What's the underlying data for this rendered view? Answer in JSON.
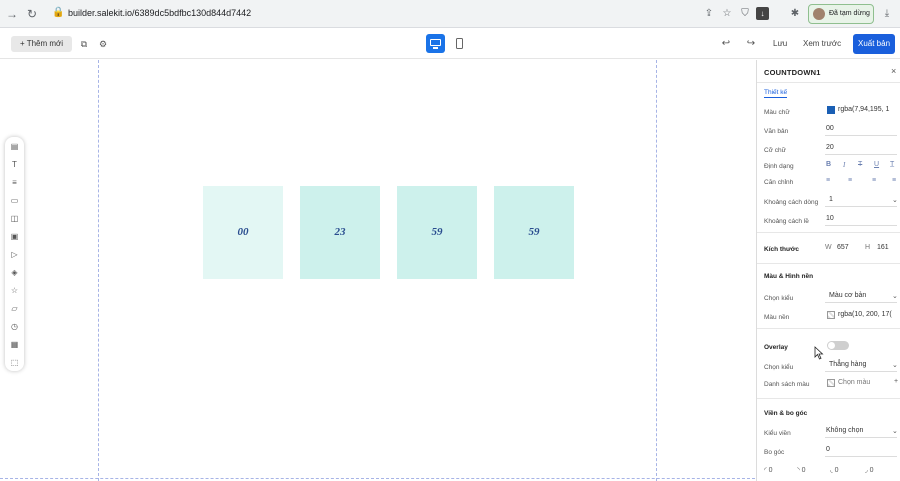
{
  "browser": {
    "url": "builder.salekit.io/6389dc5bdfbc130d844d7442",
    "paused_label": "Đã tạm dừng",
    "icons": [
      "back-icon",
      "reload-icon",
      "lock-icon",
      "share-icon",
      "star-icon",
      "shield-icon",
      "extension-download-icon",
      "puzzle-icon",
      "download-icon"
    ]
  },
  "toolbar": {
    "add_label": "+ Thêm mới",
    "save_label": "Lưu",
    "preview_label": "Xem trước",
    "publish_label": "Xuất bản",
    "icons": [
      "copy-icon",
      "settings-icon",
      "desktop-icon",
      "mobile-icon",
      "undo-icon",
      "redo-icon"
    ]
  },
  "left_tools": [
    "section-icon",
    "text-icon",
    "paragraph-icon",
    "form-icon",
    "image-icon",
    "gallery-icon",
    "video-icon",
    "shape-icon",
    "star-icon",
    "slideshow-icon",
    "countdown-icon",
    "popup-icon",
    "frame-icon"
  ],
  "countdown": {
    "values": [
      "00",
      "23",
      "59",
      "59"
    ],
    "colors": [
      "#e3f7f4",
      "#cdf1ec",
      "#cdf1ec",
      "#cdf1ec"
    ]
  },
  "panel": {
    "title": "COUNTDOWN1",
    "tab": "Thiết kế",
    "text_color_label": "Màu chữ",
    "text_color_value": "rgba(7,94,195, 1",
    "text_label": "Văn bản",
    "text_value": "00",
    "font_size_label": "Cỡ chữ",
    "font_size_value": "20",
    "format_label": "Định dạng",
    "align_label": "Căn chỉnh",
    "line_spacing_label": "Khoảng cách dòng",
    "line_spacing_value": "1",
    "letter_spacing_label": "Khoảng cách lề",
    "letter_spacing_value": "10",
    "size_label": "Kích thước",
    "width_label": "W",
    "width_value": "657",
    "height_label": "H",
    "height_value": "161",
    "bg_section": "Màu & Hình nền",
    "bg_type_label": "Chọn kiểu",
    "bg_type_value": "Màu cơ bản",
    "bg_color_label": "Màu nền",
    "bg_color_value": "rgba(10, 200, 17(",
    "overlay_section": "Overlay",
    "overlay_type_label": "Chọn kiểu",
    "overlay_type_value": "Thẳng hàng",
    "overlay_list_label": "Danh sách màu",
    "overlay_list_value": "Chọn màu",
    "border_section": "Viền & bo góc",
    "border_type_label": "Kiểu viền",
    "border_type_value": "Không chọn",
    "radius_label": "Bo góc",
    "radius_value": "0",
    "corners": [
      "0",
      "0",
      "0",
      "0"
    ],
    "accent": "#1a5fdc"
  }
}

........

### EXERCISE BRIEF
Reproduce the entries above without change, omitting all pictures.

### PROBLEM SOLUTION
What's the underlying data for this rendered view? Answer in JSON.
{
  "browser": {
    "url": "builder.salekit.io/6389dc5bdfbc130d844d7442",
    "paused_label": "Đã tạm dừng",
    "icons": [
      "back-icon",
      "reload-icon",
      "lock-icon",
      "share-icon",
      "star-icon",
      "shield-icon",
      "extension-download-icon",
      "puzzle-icon",
      "download-icon"
    ]
  },
  "toolbar": {
    "add_label": "+ Thêm mới",
    "save_label": "Lưu",
    "preview_label": "Xem trước",
    "publish_label": "Xuất bản",
    "icons": [
      "copy-icon",
      "settings-icon",
      "desktop-icon",
      "mobile-icon",
      "undo-icon",
      "redo-icon"
    ]
  },
  "left_tools": [
    "section-icon",
    "text-icon",
    "paragraph-icon",
    "form-icon",
    "image-icon",
    "gallery-icon",
    "video-icon",
    "shape-icon",
    "star-icon",
    "slideshow-icon",
    "countdown-icon",
    "popup-icon",
    "frame-icon"
  ],
  "countdown": {
    "values": [
      "00",
      "23",
      "59",
      "59"
    ],
    "colors": [
      "#e3f7f4",
      "#cdf1ec",
      "#cdf1ec",
      "#cdf1ec"
    ]
  },
  "panel": {
    "title": "COUNTDOWN1",
    "tab": "Thiết kế",
    "text_color_label": "Màu chữ",
    "text_color_value": "rgba(7,94,195, 1",
    "text_label": "Văn bản",
    "text_value": "00",
    "font_size_label": "Cỡ chữ",
    "font_size_value": "20",
    "format_label": "Định dạng",
    "align_label": "Căn chỉnh",
    "line_spacing_label": "Khoảng cách dòng",
    "line_spacing_value": "1",
    "letter_spacing_label": "Khoảng cách lề",
    "letter_spacing_value": "10",
    "size_label": "Kích thước",
    "width_label": "W",
    "width_value": "657",
    "height_label": "H",
    "height_value": "161",
    "bg_section": "Màu & Hình nền",
    "bg_type_label": "Chọn kiểu",
    "bg_type_value": "Màu cơ bản",
    "bg_color_label": "Màu nền",
    "bg_color_value": "rgba(10, 200, 17(",
    "overlay_section": "Overlay",
    "overlay_type_label": "Chọn kiểu",
    "overlay_type_value": "Thẳng hàng",
    "overlay_list_label": "Danh sách màu",
    "overlay_list_value": "Chọn màu",
    "border_section": "Viền & bo góc",
    "border_type_label": "Kiểu viền",
    "border_type_value": "Không chọn",
    "radius_label": "Bo góc",
    "radius_value": "0",
    "corners": [
      "0",
      "0",
      "0",
      "0"
    ],
    "accent": "#1a5fdc"
  }
}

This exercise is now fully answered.